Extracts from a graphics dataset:
==*==

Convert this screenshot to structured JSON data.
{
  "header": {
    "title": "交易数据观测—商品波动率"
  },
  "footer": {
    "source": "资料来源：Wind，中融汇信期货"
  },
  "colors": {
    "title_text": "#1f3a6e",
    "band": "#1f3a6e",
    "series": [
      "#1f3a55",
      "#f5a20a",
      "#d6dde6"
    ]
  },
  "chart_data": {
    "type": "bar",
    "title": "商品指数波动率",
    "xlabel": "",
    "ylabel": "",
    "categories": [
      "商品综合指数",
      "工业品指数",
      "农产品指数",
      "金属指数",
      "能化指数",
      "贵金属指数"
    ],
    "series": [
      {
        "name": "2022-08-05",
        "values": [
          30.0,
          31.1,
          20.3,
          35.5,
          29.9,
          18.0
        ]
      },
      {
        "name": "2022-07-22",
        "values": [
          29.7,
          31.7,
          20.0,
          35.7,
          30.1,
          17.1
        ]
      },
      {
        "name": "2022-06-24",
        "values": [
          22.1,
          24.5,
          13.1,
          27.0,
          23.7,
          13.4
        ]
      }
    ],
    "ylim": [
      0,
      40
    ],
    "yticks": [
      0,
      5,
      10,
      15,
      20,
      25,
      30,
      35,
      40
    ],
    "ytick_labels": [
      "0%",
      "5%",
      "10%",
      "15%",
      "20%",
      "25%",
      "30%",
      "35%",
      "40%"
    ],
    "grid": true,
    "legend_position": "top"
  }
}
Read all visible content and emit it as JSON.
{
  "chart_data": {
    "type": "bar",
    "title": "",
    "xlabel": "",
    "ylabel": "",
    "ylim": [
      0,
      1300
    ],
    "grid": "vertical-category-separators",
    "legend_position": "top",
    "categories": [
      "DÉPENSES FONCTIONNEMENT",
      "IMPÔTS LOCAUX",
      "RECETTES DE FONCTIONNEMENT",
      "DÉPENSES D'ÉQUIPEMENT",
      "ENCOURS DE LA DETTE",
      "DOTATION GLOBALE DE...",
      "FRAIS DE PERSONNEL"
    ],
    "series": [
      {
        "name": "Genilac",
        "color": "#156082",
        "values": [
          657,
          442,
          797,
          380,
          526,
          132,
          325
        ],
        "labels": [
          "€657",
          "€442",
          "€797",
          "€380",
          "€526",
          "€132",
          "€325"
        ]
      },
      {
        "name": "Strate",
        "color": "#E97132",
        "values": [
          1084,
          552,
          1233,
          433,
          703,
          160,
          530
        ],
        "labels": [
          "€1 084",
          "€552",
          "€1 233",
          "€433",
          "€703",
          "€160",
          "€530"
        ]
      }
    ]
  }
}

==*==

Exercise aim:
Your task is to transcribe the material exactly.

Response:
Convert this screenshot to structured JSON data.
{
  "header": {
    "title": "交易数据观测—商品波动率"
  },
  "footer": {
    "source": "资料来源：Wind，中融汇信期货"
  },
  "colors": {
    "title_text": "#1f3a6e",
    "band": "#1f3a6e",
    "series": [
      "#1f3a55",
      "#f5a20a",
      "#d6dde6"
    ]
  },
  "chart_data": {
    "type": "bar",
    "title": "商品指数波动率",
    "xlabel": "",
    "ylabel": "",
    "categories": [
      "商品综合指数",
      "工业品指数",
      "农产品指数",
      "金属指数",
      "能化指数",
      "贵金属指数"
    ],
    "series": [
      {
        "name": "2022-08-05",
        "values": [
          30.0,
          31.1,
          20.3,
          35.5,
          29.9,
          18.0
        ]
      },
      {
        "name": "2022-07-22",
        "values": [
          29.7,
          31.7,
          20.0,
          35.7,
          30.1,
          17.1
        ]
      },
      {
        "name": "2022-06-24",
        "values": [
          22.1,
          24.5,
          13.1,
          27.0,
          23.7,
          13.4
        ]
      }
    ],
    "ylim": [
      0,
      40
    ],
    "yticks": [
      0,
      5,
      10,
      15,
      20,
      25,
      30,
      35,
      40
    ],
    "ytick_labels": [
      "0%",
      "5%",
      "10%",
      "15%",
      "20%",
      "25%",
      "30%",
      "35%",
      "40%"
    ],
    "grid": true,
    "legend_position": "top"
  }
}
Read all visible content and emit it as JSON.
{
  "chart_data": {
    "type": "bar",
    "title": "",
    "xlabel": "",
    "ylabel": "",
    "ylim": [
      0,
      1300
    ],
    "grid": "vertical-category-separators",
    "legend_position": "top",
    "categories": [
      "DÉPENSES FONCTIONNEMENT",
      "IMPÔTS LOCAUX",
      "RECETTES DE FONCTIONNEMENT",
      "DÉPENSES D'ÉQUIPEMENT",
      "ENCOURS DE LA DETTE",
      "DOTATION GLOBALE DE...",
      "FRAIS DE PERSONNEL"
    ],
    "series": [
      {
        "name": "Genilac",
        "color": "#156082",
        "values": [
          657,
          442,
          797,
          380,
          526,
          132,
          325
        ],
        "labels": [
          "€657",
          "€442",
          "€797",
          "€380",
          "€526",
          "€132",
          "€325"
        ]
      },
      {
        "name": "Strate",
        "color": "#E97132",
        "values": [
          1084,
          552,
          1233,
          433,
          703,
          160,
          530
        ],
        "labels": [
          "€1 084",
          "€552",
          "€1 233",
          "€433",
          "€703",
          "€160",
          "€530"
        ]
      }
    ]
  }
}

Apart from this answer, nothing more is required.